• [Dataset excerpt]
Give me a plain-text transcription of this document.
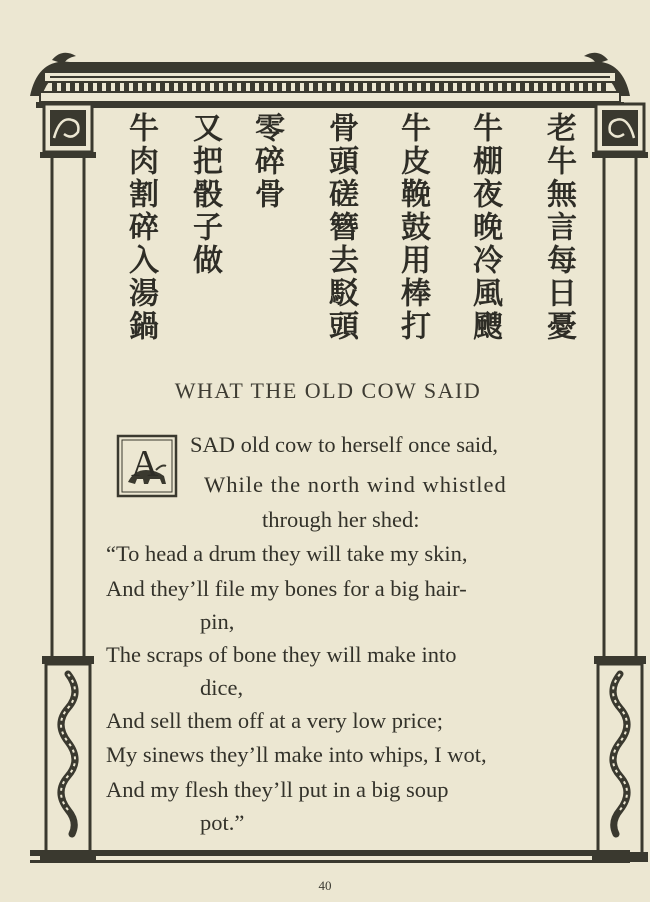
老牛無言每日憂
牛棚夜晚冷風颼
牛皮鞔鼓用棒打
骨頭磋簪去駁頭
零碎骨
又把骰子做
牛肉割碎入湯鍋
WHAT THE OLD COW SAID
A SAD old cow to herself once said,
While the north wind whistled
through her shed:
“To head a drum they will take my skin,
And they’ll file my bones for a big hair-
pin,
The scraps of bone they will make into
dice,
And sell them off at a very low price;
My sinews they’ll make into whips, I wot,
And my flesh they’ll put in a big soup
pot.”
40
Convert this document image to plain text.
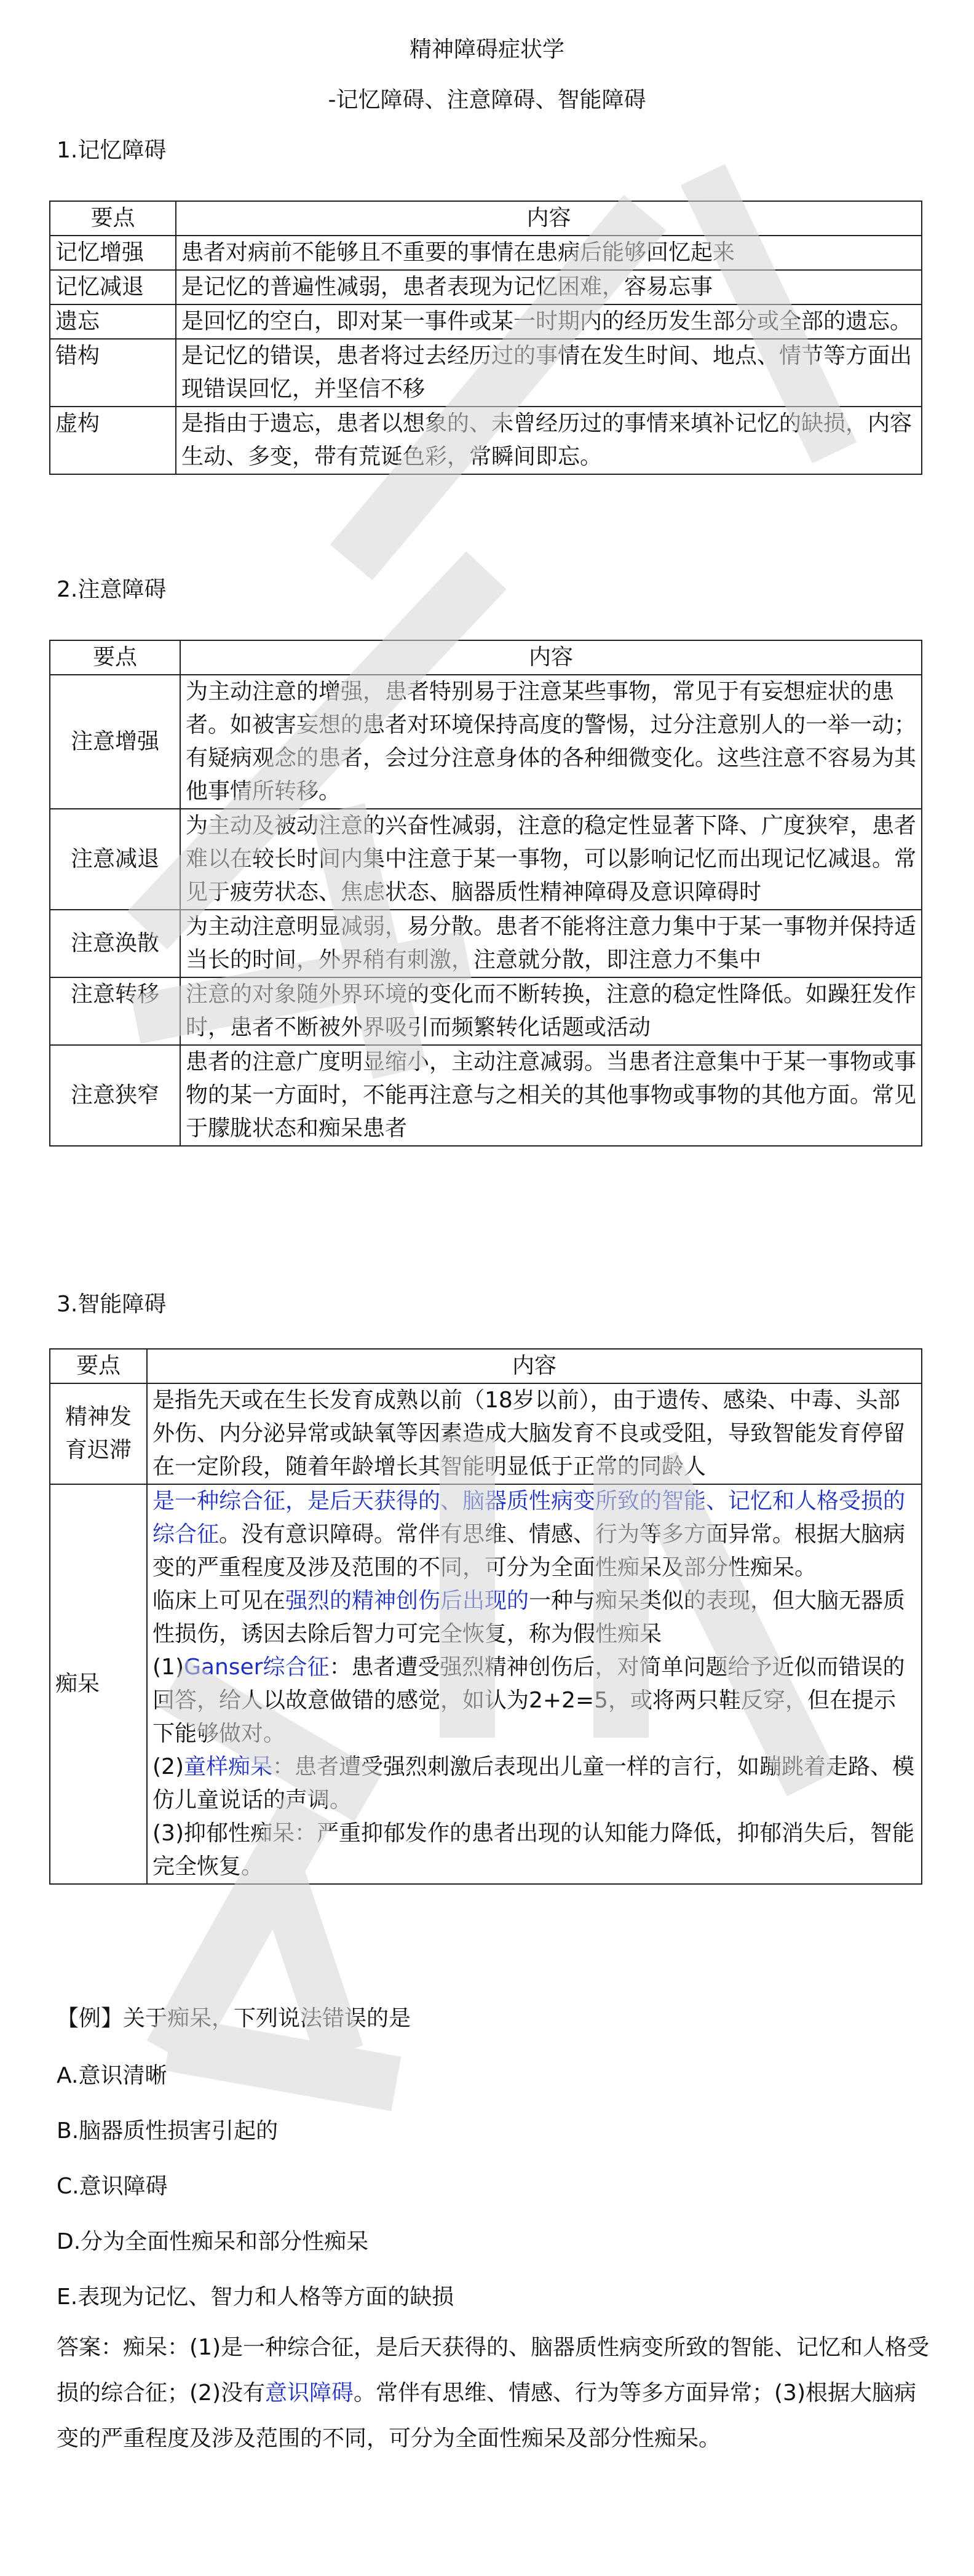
精神障碍症状学
-记忆障碍、注意障碍、智能障碍
1.记忆障碍
要点	内容
记忆增强	患者对病前不能够且不重要的事情在患病后能够回忆起来
记忆减退	是记忆的普遍性减弱，患者表现为记忆困难，容易忘事
遗忘	是回忆的空白，即对某一事件或某一时期内的经历发生部分或全部的遗忘。
错构	是记忆的错误，患者将过去经历过的事情在发生时间、地点、情节等方面出现错误回忆，并坚信不移
虚构	是指由于遗忘，患者以想象的、未曾经历过的事情来填补记忆的缺损，内容生动、多变，带有荒诞色彩，常瞬间即忘。
2.注意障碍
要点	内容
注意增强	为主动注意的增强，患者特别易于注意某些事物，常见于有妄想症状的患者。如被害妄想的患者对环境保持高度的警惕，过分注意别人的一举一动；有疑病观念的患者，会过分注意身体的各种细微变化。这些注意不容易为其他事情所转移。
注意减退	为主动及被动注意的兴奋性减弱，注意的稳定性显著下降、广度狭窄，患者难以在较长时间内集中注意于某一事物，可以影响记忆而出现记忆减退。常见于疲劳状态、焦虑状态、脑器质性精神障碍及意识障碍时
注意涣散	为主动注意明显减弱，易分散。患者不能将注意力集中于某一事物并保持适当长的时间，外界稍有刺激，注意就分散，即注意力不集中
注意转移	注意的对象随外界环境的变化而不断转换，注意的稳定性降低。如躁狂发作时，患者不断被外界吸引而频繁转化话题或活动
注意狭窄	患者的注意广度明显缩小，主动注意减弱。当患者注意集中于某一事物或事物的某一方面时，不能再注意与之相关的其他事物或事物的其他方面。常见于朦胧状态和痴呆患者
3.智能障碍
要点	内容
精神发育迟滞	是指先天或在生长发育成熟以前（18岁以前），由于遗传、感染、中毒、头部外伤、内分泌异常或缺氧等因素造成大脑发育不良或受阻，导致智能发育停留在一定阶段，随着年龄增长其智能明显低于正常的同龄人
痴呆	是一种综合征，是后天获得的、脑器质性病变所致的智能、记忆和人格受损的综合征。没有意识障碍。常伴有思维、情感、行为等多方面异常。根据大脑病变的严重程度及涉及范围的不同，可分为全面性痴呆及部分性痴呆。
临床上可见在强烈的精神创伤后出现的一种与痴呆类似的表现，但大脑无器质性损伤，诱因去除后智力可完全恢复，称为假性痴呆
(1)Ganser综合征：患者遭受强烈精神创伤后，对简单问题给予近似而错误的回答，给人以故意做错的感觉，如认为2+2=5，或将两只鞋反穿，但在提示下能够做对。
(2)童样痴呆：患者遭受强烈刺激后表现出儿童一样的言行，如蹦跳着走路、模仿儿童说话的声调。
(3)抑郁性痴呆：严重抑郁发作的患者出现的认知能力降低，抑郁消失后，智能完全恢复。
【例】关于痴呆，下列说法错误的是
A.意识清晰
B.脑器质性损害引起的
C.意识障碍
D.分为全面性痴呆和部分性痴呆
E.表现为记忆、智力和人格等方面的缺损
答案：痴呆：(1)是一种综合征，是后天获得的、脑器质性病变所致的智能、记忆和人格受损的综合征；(2)没有意识障碍。常伴有思维、情感、行为等多方面异常；(3)根据大脑病变的严重程度及涉及范围的不同，可分为全面性痴呆及部分性痴呆。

• [AIM]
Scan the material above. Return every line containing the string "记忆和人格受损的综合征".

• [SOLUTION FOR THIS TASK]
痴呆	是一种综合征，是后天获得的、脑器质性病变所致的智能、记忆和人格受损的综合征。没有意识障碍。常伴有思维、情感、行为等多方面异常。根据大脑病变的严重程度及涉及范围的不同，可分为全面性痴呆及部分性痴呆。
答案：痴呆：(1)是一种综合征，是后天获得的、脑器质性病变所致的智能、记忆和人格受损的综合征；(2)没有意识障碍。常伴有思维、情感、行为等多方面异常；(3)根据大脑病变的严重程度及涉及范围的不同，可分为全面性痴呆及部分性痴呆。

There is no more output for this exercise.